■ WHAT TO DO ■
Report every line below that holds the word "Forecast".

── SUPPLIED DATA ──

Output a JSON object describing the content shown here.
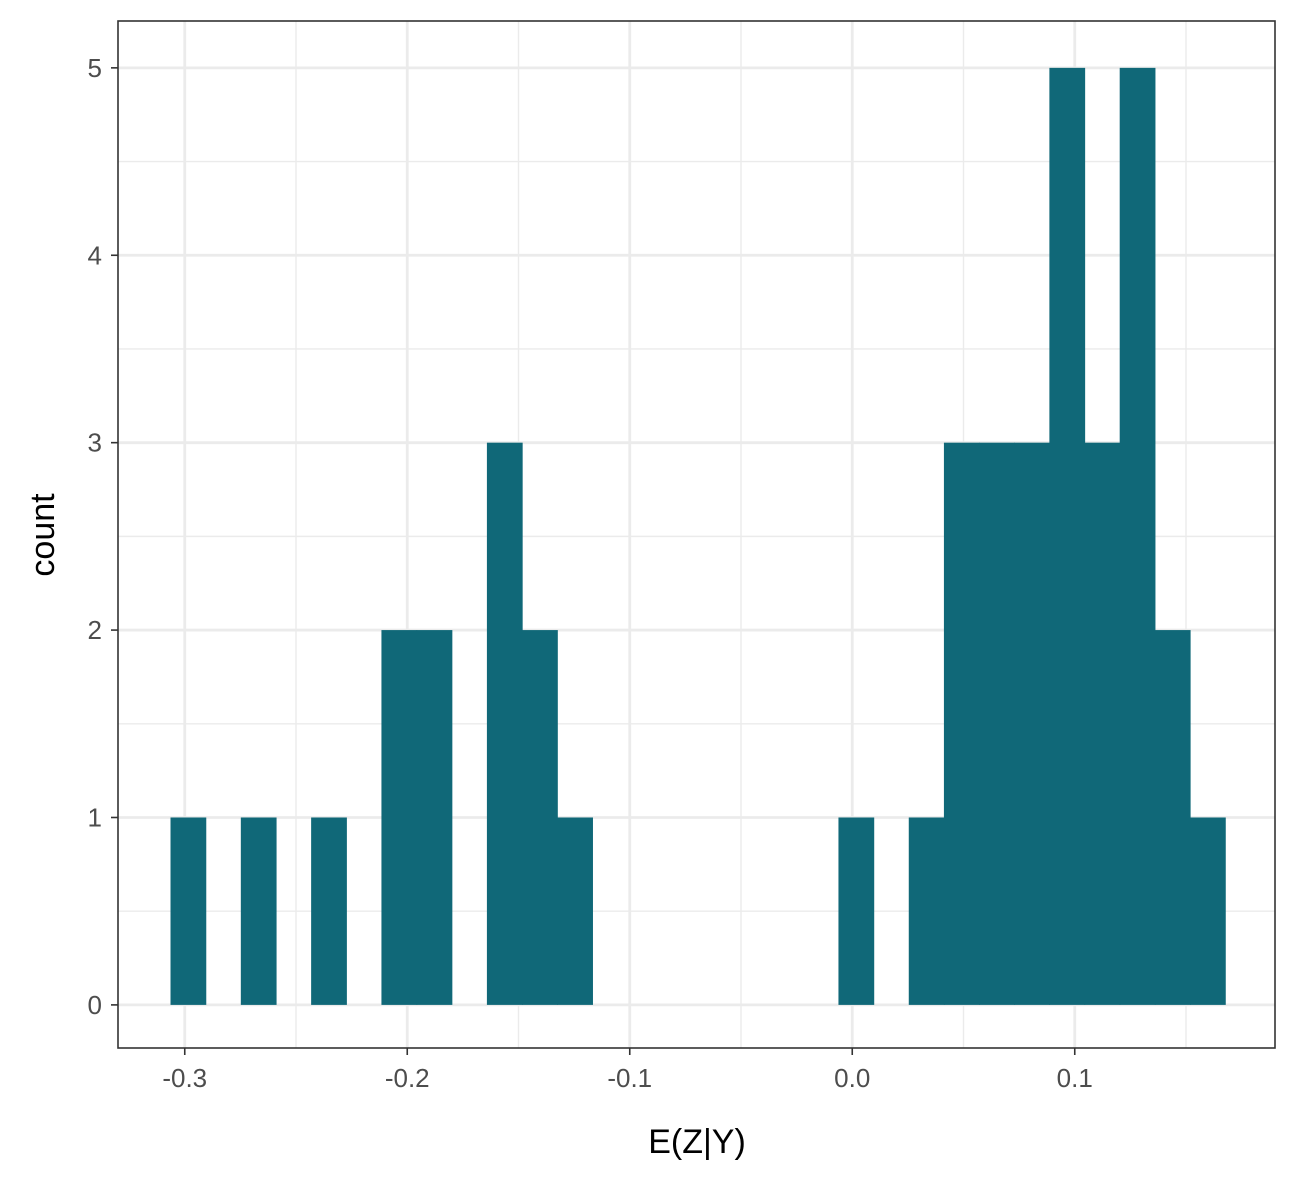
{
  "chart_data": {
    "type": "bar",
    "xlabel": "E(Z|Y)",
    "ylabel": "count",
    "xlim": [
      -0.33,
      0.19
    ],
    "ylim": [
      -0.23,
      5.25
    ],
    "x_ticks": [
      -0.3,
      -0.2,
      -0.1,
      0.0,
      0.1
    ],
    "x_tick_labels": [
      "-0.3",
      "-0.2",
      "-0.1",
      "0.0",
      "0.1"
    ],
    "y_ticks": [
      0,
      1,
      2,
      3,
      4,
      5
    ],
    "y_tick_labels": [
      "0",
      "1",
      "2",
      "3",
      "4",
      "5"
    ],
    "grid": true,
    "bin_width": 0.0158,
    "bins": [
      {
        "x": -0.2985,
        "count": 1
      },
      {
        "x": -0.2827,
        "count": 0
      },
      {
        "x": -0.2669,
        "count": 1
      },
      {
        "x": -0.2511,
        "count": 0
      },
      {
        "x": -0.2353,
        "count": 1
      },
      {
        "x": -0.2195,
        "count": 0
      },
      {
        "x": -0.2037,
        "count": 2
      },
      {
        "x": -0.1879,
        "count": 2
      },
      {
        "x": -0.1721,
        "count": 0
      },
      {
        "x": -0.1563,
        "count": 3
      },
      {
        "x": -0.1405,
        "count": 2
      },
      {
        "x": -0.1247,
        "count": 1
      },
      {
        "x": -0.1089,
        "count": 0
      },
      {
        "x": -0.0931,
        "count": 0
      },
      {
        "x": -0.0773,
        "count": 0
      },
      {
        "x": -0.0615,
        "count": 0
      },
      {
        "x": -0.0457,
        "count": 0
      },
      {
        "x": -0.0299,
        "count": 0
      },
      {
        "x": -0.0141,
        "count": 0
      },
      {
        "x": 0.0017,
        "count": 1
      },
      {
        "x": 0.0175,
        "count": 0
      },
      {
        "x": 0.0333,
        "count": 1
      },
      {
        "x": 0.0491,
        "count": 3
      },
      {
        "x": 0.0649,
        "count": 3
      },
      {
        "x": 0.0807,
        "count": 3
      },
      {
        "x": 0.0965,
        "count": 5
      },
      {
        "x": 0.1123,
        "count": 3
      },
      {
        "x": 0.1281,
        "count": 5
      },
      {
        "x": 0.1439,
        "count": 2
      },
      {
        "x": 0.1597,
        "count": 1
      }
    ],
    "bar_color": "#106878",
    "grid_color": "#ebebeb",
    "panel_border_color": "#333333"
  }
}
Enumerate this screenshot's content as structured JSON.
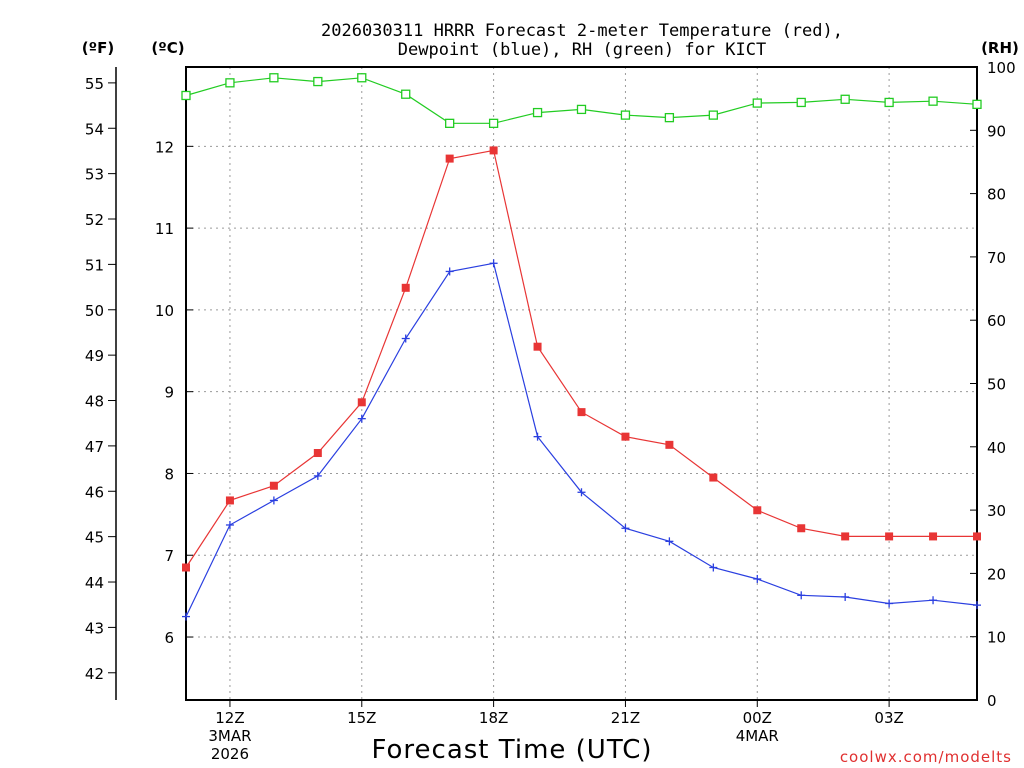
{
  "chart_data": {
    "type": "line",
    "title_line1": "2026030311 HRRR Forecast 2-meter Temperature (red),",
    "title_line2": "Dewpoint (blue), RH (green) for KICT",
    "xlabel": "Forecast Time (UTC)",
    "credit": "coolwx.com/modelts",
    "unit_labels": {
      "fahrenheit": "(ºF)",
      "celsius": "(ºC)",
      "rh": "(RH)"
    },
    "x": [
      11,
      12,
      13,
      14,
      15,
      16,
      17,
      18,
      19,
      20,
      21,
      22,
      23,
      24,
      25,
      26,
      27,
      28,
      29
    ],
    "xlim": [
      11,
      29
    ],
    "x_ticks": [
      {
        "x": 12,
        "lines": [
          "12Z",
          "3MAR",
          "2026"
        ]
      },
      {
        "x": 15,
        "lines": [
          "15Z"
        ]
      },
      {
        "x": 18,
        "lines": [
          "18Z"
        ]
      },
      {
        "x": 21,
        "lines": [
          "21Z"
        ]
      },
      {
        "x": 24,
        "lines": [
          "00Z",
          "4MAR"
        ]
      },
      {
        "x": 27,
        "lines": [
          "03Z"
        ]
      }
    ],
    "celsius_axis": {
      "ylim": [
        5.23,
        12.97
      ],
      "ticks": [
        "6",
        "7",
        "8",
        "9",
        "10",
        "11",
        "12"
      ]
    },
    "fahrenheit_axis": {
      "ylim": [
        41.4,
        55.35
      ],
      "ticks": [
        "42",
        "43",
        "44",
        "45",
        "46",
        "47",
        "48",
        "49",
        "50",
        "51",
        "52",
        "53",
        "54",
        "55"
      ]
    },
    "rh_axis": {
      "ylim": [
        0,
        100
      ],
      "ticks": [
        "0",
        "10",
        "20",
        "30",
        "40",
        "50",
        "60",
        "70",
        "80",
        "90",
        "100"
      ]
    },
    "series": [
      {
        "name": "Temperature",
        "axis": "celsius",
        "color": "#e83535",
        "marker": "filled-square",
        "values": [
          6.85,
          7.67,
          7.85,
          8.25,
          8.87,
          10.27,
          11.85,
          11.95,
          9.55,
          8.75,
          8.45,
          8.35,
          7.95,
          7.55,
          7.33,
          7.23,
          7.23,
          7.23,
          7.23
        ]
      },
      {
        "name": "Dewpoint",
        "axis": "celsius",
        "color": "#2a3fe0",
        "marker": "plus",
        "values": [
          6.25,
          7.37,
          7.67,
          7.97,
          8.67,
          9.65,
          10.47,
          10.57,
          8.45,
          7.77,
          7.33,
          7.17,
          6.85,
          6.71,
          6.51,
          6.49,
          6.41,
          6.45,
          6.39
        ]
      },
      {
        "name": "RH",
        "axis": "rh",
        "color": "#22cc22",
        "marker": "open-square",
        "values": [
          95.5,
          97.5,
          98.3,
          97.7,
          98.3,
          95.7,
          91.1,
          91.1,
          92.8,
          93.3,
          92.4,
          92.0,
          92.4,
          94.3,
          94.4,
          94.9,
          94.4,
          94.6,
          94.1
        ]
      }
    ]
  }
}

───

■ WRITTEN ANSWER ■
    "title_line1": "2026030311 HRRR Forecast 2-meter Temperature (red),",
    "xlabel": "Forecast Time (UTC)",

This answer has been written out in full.